Task objective: All of the entries need to be written out again, exactly as they are.

Supplied data:
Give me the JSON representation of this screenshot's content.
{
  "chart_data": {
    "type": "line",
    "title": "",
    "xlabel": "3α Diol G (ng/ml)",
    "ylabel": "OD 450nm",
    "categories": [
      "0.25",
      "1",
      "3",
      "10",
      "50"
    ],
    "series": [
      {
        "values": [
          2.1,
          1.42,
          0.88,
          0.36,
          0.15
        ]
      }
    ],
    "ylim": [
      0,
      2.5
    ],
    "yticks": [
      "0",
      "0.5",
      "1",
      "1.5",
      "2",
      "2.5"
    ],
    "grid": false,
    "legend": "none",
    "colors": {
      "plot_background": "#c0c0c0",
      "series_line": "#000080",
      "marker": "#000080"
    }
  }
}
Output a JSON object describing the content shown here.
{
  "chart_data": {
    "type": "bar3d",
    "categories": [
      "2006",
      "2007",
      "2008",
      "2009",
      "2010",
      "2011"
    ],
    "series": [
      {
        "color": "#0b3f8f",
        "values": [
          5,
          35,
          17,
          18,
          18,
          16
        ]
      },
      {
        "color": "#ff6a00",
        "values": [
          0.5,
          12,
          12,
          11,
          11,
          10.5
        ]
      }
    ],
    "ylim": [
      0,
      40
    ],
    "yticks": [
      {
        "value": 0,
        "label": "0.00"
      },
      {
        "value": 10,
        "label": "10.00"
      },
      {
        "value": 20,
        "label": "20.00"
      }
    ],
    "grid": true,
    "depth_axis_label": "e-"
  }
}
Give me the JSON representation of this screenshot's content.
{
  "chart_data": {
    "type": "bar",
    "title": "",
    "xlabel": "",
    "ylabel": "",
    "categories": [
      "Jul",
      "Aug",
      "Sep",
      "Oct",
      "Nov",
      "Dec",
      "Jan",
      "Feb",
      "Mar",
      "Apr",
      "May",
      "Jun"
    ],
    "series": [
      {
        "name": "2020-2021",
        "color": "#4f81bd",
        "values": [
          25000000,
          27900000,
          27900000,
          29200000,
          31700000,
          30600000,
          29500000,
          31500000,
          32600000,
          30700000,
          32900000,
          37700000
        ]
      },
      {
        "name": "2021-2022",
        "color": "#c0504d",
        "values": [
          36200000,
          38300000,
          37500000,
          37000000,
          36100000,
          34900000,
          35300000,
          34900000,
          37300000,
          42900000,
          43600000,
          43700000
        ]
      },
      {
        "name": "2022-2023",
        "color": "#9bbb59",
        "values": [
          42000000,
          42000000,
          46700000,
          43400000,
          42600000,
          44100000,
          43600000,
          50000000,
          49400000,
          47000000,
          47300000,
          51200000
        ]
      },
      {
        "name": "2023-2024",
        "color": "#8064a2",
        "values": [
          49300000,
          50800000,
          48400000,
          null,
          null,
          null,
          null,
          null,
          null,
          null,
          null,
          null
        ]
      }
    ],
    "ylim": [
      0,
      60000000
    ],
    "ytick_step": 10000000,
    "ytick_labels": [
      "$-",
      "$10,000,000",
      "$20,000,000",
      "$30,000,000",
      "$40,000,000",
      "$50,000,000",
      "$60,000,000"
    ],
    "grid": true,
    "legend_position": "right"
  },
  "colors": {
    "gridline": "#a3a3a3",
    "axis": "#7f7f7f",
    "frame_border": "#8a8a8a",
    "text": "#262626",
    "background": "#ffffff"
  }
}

Final result:
Give me the JSON representation of this screenshot's content.
{
  "chart_data": {
    "type": "line",
    "title": "",
    "xlabel": "3α Diol G (ng/ml)",
    "ylabel": "OD 450nm",
    "categories": [
      "0.25",
      "1",
      "3",
      "10",
      "50"
    ],
    "series": [
      {
        "values": [
          2.1,
          1.42,
          0.88,
          0.36,
          0.15
        ]
      }
    ],
    "ylim": [
      0,
      2.5
    ],
    "yticks": [
      "0",
      "0.5",
      "1",
      "1.5",
      "2",
      "2.5"
    ],
    "grid": false,
    "legend": "none",
    "colors": {
      "plot_background": "#c0c0c0",
      "series_line": "#000080",
      "marker": "#000080"
    }
  }
}
Output a JSON object describing the content shown here.
{
  "chart_data": {
    "type": "bar3d",
    "categories": [
      "2006",
      "2007",
      "2008",
      "2009",
      "2010",
      "2011"
    ],
    "series": [
      {
        "color": "#0b3f8f",
        "values": [
          5,
          35,
          17,
          18,
          18,
          16
        ]
      },
      {
        "color": "#ff6a00",
        "values": [
          0.5,
          12,
          12,
          11,
          11,
          10.5
        ]
      }
    ],
    "ylim": [
      0,
      40
    ],
    "yticks": [
      {
        "value": 0,
        "label": "0.00"
      },
      {
        "value": 10,
        "label": "10.00"
      },
      {
        "value": 20,
        "label": "20.00"
      }
    ],
    "grid": true,
    "depth_axis_label": "e-"
  }
}
Give me the JSON representation of this screenshot's content.
{
  "chart_data": {
    "type": "bar",
    "title": "",
    "xlabel": "",
    "ylabel": "",
    "categories": [
      "Jul",
      "Aug",
      "Sep",
      "Oct",
      "Nov",
      "Dec",
      "Jan",
      "Feb",
      "Mar",
      "Apr",
      "May",
      "Jun"
    ],
    "series": [
      {
        "name": "2020-2021",
        "color": "#4f81bd",
        "values": [
          25000000,
          27900000,
          27900000,
          29200000,
          31700000,
          30600000,
          29500000,
          31500000,
          32600000,
          30700000,
          32900000,
          37700000
        ]
      },
      {
        "name": "2021-2022",
        "color": "#c0504d",
        "values": [
          36200000,
          38300000,
          37500000,
          37000000,
          36100000,
          34900000,
          35300000,
          34900000,
          37300000,
          42900000,
          43600000,
          43700000
        ]
      },
      {
        "name": "2022-2023",
        "color": "#9bbb59",
        "values": [
          42000000,
          42000000,
          46700000,
          43400000,
          42600000,
          44100000,
          43600000,
          50000000,
          49400000,
          47000000,
          47300000,
          51200000
        ]
      },
      {
        "name": "2023-2024",
        "color": "#8064a2",
        "values": [
          49300000,
          50800000,
          48400000,
          null,
          null,
          null,
          null,
          null,
          null,
          null,
          null,
          null
        ]
      }
    ],
    "ylim": [
      0,
      60000000
    ],
    "ytick_step": 10000000,
    "ytick_labels": [
      "$-",
      "$10,000,000",
      "$20,000,000",
      "$30,000,000",
      "$40,000,000",
      "$50,000,000",
      "$60,000,000"
    ],
    "grid": true,
    "legend_position": "right"
  },
  "colors": {
    "gridline": "#a3a3a3",
    "axis": "#7f7f7f",
    "frame_border": "#8a8a8a",
    "text": "#262626",
    "background": "#ffffff"
  }
}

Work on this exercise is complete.